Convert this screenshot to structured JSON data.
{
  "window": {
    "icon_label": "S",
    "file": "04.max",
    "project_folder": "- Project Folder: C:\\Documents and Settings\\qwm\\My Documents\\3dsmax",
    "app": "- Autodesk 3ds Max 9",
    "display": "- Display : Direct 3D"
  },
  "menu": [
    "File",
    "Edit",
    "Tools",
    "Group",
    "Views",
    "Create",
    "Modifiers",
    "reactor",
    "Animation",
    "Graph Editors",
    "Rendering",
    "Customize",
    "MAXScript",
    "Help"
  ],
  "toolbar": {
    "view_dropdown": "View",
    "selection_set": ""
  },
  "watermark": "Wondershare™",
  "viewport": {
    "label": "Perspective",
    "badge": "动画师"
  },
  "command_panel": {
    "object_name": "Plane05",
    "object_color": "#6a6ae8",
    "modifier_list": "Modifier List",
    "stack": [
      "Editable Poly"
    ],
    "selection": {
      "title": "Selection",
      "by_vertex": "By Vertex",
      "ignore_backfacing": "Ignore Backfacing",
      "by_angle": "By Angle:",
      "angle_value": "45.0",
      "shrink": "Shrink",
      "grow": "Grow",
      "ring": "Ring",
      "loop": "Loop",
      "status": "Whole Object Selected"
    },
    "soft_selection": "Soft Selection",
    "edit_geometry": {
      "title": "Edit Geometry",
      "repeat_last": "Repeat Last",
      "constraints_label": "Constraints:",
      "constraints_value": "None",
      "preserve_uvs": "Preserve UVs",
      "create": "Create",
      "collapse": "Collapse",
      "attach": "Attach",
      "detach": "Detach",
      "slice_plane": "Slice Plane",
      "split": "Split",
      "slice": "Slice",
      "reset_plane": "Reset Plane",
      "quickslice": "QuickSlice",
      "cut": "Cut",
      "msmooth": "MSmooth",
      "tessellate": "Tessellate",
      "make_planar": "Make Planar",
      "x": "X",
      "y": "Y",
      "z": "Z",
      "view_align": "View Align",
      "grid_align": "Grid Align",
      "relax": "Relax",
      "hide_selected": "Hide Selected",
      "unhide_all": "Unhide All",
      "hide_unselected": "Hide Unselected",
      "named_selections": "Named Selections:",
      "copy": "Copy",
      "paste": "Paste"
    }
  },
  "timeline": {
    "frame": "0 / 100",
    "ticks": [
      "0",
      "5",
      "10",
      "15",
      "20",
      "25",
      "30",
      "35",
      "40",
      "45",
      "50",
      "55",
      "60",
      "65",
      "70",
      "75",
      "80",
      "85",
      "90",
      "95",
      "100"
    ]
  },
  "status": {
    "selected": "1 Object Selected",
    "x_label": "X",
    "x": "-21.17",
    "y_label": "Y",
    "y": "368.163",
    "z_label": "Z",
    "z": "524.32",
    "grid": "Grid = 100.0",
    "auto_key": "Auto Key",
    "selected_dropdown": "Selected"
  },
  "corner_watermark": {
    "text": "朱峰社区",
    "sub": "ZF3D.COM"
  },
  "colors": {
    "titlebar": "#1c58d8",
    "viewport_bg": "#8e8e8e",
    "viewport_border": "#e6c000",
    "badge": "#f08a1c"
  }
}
+--
● **Task goal**: Every line above should be printed again exactly as it stands.

● **Problem solution**:
Convert this screenshot to structured JSON data.
{
  "window": {
    "icon_label": "S",
    "file": "04.max",
    "project_folder": "- Project Folder: C:\\Documents and Settings\\qwm\\My Documents\\3dsmax",
    "app": "- Autodesk 3ds Max 9",
    "display": "- Display : Direct 3D"
  },
  "menu": [
    "File",
    "Edit",
    "Tools",
    "Group",
    "Views",
    "Create",
    "Modifiers",
    "reactor",
    "Animation",
    "Graph Editors",
    "Rendering",
    "Customize",
    "MAXScript",
    "Help"
  ],
  "toolbar": {
    "view_dropdown": "View",
    "selection_set": ""
  },
  "watermark": "Wondershare™",
  "viewport": {
    "label": "Perspective",
    "badge": "动画师"
  },
  "command_panel": {
    "object_name": "Plane05",
    "object_color": "#6a6ae8",
    "modifier_list": "Modifier List",
    "stack": [
      "Editable Poly"
    ],
    "selection": {
      "title": "Selection",
      "by_vertex": "By Vertex",
      "ignore_backfacing": "Ignore Backfacing",
      "by_angle": "By Angle:",
      "angle_value": "45.0",
      "shrink": "Shrink",
      "grow": "Grow",
      "ring": "Ring",
      "loop": "Loop",
      "status": "Whole Object Selected"
    },
    "soft_selection": "Soft Selection",
    "edit_geometry": {
      "title": "Edit Geometry",
      "repeat_last": "Repeat Last",
      "constraints_label": "Constraints:",
      "constraints_value": "None",
      "preserve_uvs": "Preserve UVs",
      "create": "Create",
      "collapse": "Collapse",
      "attach": "Attach",
      "detach": "Detach",
      "slice_plane": "Slice Plane",
      "split": "Split",
      "slice": "Slice",
      "reset_plane": "Reset Plane",
      "quickslice": "QuickSlice",
      "cut": "Cut",
      "msmooth": "MSmooth",
      "tessellate": "Tessellate",
      "make_planar": "Make Planar",
      "x": "X",
      "y": "Y",
      "z": "Z",
      "view_align": "View Align",
      "grid_align": "Grid Align",
      "relax": "Relax",
      "hide_selected": "Hide Selected",
      "unhide_all": "Unhide All",
      "hide_unselected": "Hide Unselected",
      "named_selections": "Named Selections:",
      "copy": "Copy",
      "paste": "Paste"
    }
  },
  "timeline": {
    "frame": "0 / 100",
    "ticks": [
      "0",
      "5",
      "10",
      "15",
      "20",
      "25",
      "30",
      "35",
      "40",
      "45",
      "50",
      "55",
      "60",
      "65",
      "70",
      "75",
      "80",
      "85",
      "90",
      "95",
      "100"
    ]
  },
  "status": {
    "selected": "1 Object Selected",
    "x_label": "X",
    "x": "-21.17",
    "y_label": "Y",
    "y": "368.163",
    "z_label": "Z",
    "z": "524.32",
    "grid": "Grid = 100.0",
    "auto_key": "Auto Key",
    "selected_dropdown": "Selected"
  },
  "corner_watermark": {
    "text": "朱峰社区",
    "sub": "ZF3D.COM"
  },
  "colors": {
    "titlebar": "#1c58d8",
    "viewport_bg": "#8e8e8e",
    "viewport_border": "#e6c000",
    "badge": "#f08a1c"
  }
}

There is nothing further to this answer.